_WHAT IS REQUIRED_: From the listing that follows, extract every line and set it down unaltered.

_DATA SHOWN_:

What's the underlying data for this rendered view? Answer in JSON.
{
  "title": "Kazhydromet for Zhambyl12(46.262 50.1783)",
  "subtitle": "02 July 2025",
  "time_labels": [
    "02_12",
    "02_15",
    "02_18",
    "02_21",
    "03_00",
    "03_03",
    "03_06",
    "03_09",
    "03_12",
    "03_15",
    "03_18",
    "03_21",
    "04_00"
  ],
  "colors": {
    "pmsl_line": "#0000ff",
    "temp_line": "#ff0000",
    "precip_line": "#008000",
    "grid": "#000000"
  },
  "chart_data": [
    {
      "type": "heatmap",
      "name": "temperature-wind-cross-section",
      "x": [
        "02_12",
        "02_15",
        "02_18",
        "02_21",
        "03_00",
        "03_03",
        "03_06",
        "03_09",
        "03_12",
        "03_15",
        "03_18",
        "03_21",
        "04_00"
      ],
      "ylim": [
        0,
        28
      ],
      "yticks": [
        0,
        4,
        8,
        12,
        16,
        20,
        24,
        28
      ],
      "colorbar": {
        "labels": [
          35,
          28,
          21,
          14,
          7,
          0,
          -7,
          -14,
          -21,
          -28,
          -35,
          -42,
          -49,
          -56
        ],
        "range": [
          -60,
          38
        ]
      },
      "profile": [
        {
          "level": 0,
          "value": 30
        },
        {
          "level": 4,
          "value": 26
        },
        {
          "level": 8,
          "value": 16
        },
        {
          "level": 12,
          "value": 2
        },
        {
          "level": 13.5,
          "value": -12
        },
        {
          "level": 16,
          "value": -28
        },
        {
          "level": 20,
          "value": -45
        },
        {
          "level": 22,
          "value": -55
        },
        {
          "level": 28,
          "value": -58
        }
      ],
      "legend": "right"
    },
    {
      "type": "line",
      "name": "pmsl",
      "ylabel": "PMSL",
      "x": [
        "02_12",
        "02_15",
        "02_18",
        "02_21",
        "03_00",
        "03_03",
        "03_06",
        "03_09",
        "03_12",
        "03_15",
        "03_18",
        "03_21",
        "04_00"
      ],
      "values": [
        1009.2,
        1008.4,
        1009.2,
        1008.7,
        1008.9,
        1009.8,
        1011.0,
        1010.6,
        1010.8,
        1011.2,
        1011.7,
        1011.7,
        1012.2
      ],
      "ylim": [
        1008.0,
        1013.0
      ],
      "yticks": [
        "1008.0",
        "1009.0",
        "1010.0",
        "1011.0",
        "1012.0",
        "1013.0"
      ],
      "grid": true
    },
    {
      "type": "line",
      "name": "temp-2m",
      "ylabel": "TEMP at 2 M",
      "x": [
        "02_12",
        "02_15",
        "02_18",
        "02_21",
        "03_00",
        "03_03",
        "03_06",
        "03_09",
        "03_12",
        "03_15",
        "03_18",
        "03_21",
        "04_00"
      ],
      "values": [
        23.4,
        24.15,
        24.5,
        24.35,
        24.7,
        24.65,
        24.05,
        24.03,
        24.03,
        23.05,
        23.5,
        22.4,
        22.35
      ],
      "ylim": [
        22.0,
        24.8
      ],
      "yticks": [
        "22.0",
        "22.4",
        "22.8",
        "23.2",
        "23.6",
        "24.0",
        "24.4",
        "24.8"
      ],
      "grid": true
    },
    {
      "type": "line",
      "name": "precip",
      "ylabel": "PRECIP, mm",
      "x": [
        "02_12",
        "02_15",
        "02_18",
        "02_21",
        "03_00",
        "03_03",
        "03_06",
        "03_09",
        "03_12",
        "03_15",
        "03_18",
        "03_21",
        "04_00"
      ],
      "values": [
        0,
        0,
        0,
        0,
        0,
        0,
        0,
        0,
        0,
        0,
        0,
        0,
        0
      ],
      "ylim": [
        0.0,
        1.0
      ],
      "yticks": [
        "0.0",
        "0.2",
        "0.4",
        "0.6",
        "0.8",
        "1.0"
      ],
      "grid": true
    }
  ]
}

_FINISHED ANSWER_:
What's the underlying data for this rendered view? Answer in JSON.
{
  "title": "Kazhydromet for Zhambyl12(46.262 50.1783)",
  "subtitle": "02 July 2025",
  "time_labels": [
    "02_12",
    "02_15",
    "02_18",
    "02_21",
    "03_00",
    "03_03",
    "03_06",
    "03_09",
    "03_12",
    "03_15",
    "03_18",
    "03_21",
    "04_00"
  ],
  "colors": {
    "pmsl_line": "#0000ff",
    "temp_line": "#ff0000",
    "precip_line": "#008000",
    "grid": "#000000"
  },
  "chart_data": [
    {
      "type": "heatmap",
      "name": "temperature-wind-cross-section",
      "x": [
        "02_12",
        "02_15",
        "02_18",
        "02_21",
        "03_00",
        "03_03",
        "03_06",
        "03_09",
        "03_12",
        "03_15",
        "03_18",
        "03_21",
        "04_00"
      ],
      "ylim": [
        0,
        28
      ],
      "yticks": [
        0,
        4,
        8,
        12,
        16,
        20,
        24,
        28
      ],
      "colorbar": {
        "labels": [
          35,
          28,
          21,
          14,
          7,
          0,
          -7,
          -14,
          -21,
          -28,
          -35,
          -42,
          -49,
          -56
        ],
        "range": [
          -60,
          38
        ]
      },
      "profile": [
        {
          "level": 0,
          "value": 30
        },
        {
          "level": 4,
          "value": 26
        },
        {
          "level": 8,
          "value": 16
        },
        {
          "level": 12,
          "value": 2
        },
        {
          "level": 13.5,
          "value": -12
        },
        {
          "level": 16,
          "value": -28
        },
        {
          "level": 20,
          "value": -45
        },
        {
          "level": 22,
          "value": -55
        },
        {
          "level": 28,
          "value": -58
        }
      ],
      "legend": "right"
    },
    {
      "type": "line",
      "name": "pmsl",
      "ylabel": "PMSL",
      "x": [
        "02_12",
        "02_15",
        "02_18",
        "02_21",
        "03_00",
        "03_03",
        "03_06",
        "03_09",
        "03_12",
        "03_15",
        "03_18",
        "03_21",
        "04_00"
      ],
      "values": [
        1009.2,
        1008.4,
        1009.2,
        1008.7,
        1008.9,
        1009.8,
        1011.0,
        1010.6,
        1010.8,
        1011.2,
        1011.7,
        1011.7,
        1012.2
      ],
      "ylim": [
        1008.0,
        1013.0
      ],
      "yticks": [
        "1008.0",
        "1009.0",
        "1010.0",
        "1011.0",
        "1012.0",
        "1013.0"
      ],
      "grid": true
    },
    {
      "type": "line",
      "name": "temp-2m",
      "ylabel": "TEMP at 2 M",
      "x": [
        "02_12",
        "02_15",
        "02_18",
        "02_21",
        "03_00",
        "03_03",
        "03_06",
        "03_09",
        "03_12",
        "03_15",
        "03_18",
        "03_21",
        "04_00"
      ],
      "values": [
        23.4,
        24.15,
        24.5,
        24.35,
        24.7,
        24.65,
        24.05,
        24.03,
        24.03,
        23.05,
        23.5,
        22.4,
        22.35
      ],
      "ylim": [
        22.0,
        24.8
      ],
      "yticks": [
        "22.0",
        "22.4",
        "22.8",
        "23.2",
        "23.6",
        "24.0",
        "24.4",
        "24.8"
      ],
      "grid": true
    },
    {
      "type": "line",
      "name": "precip",
      "ylabel": "PRECIP, mm",
      "x": [
        "02_12",
        "02_15",
        "02_18",
        "02_21",
        "03_00",
        "03_03",
        "03_06",
        "03_09",
        "03_12",
        "03_15",
        "03_18",
        "03_21",
        "04_00"
      ],
      "values": [
        0,
        0,
        0,
        0,
        0,
        0,
        0,
        0,
        0,
        0,
        0,
        0,
        0
      ],
      "ylim": [
        0.0,
        1.0
      ],
      "yticks": [
        "0.0",
        "0.2",
        "0.4",
        "0.6",
        "0.8",
        "1.0"
      ],
      "grid": true
    }
  ]
}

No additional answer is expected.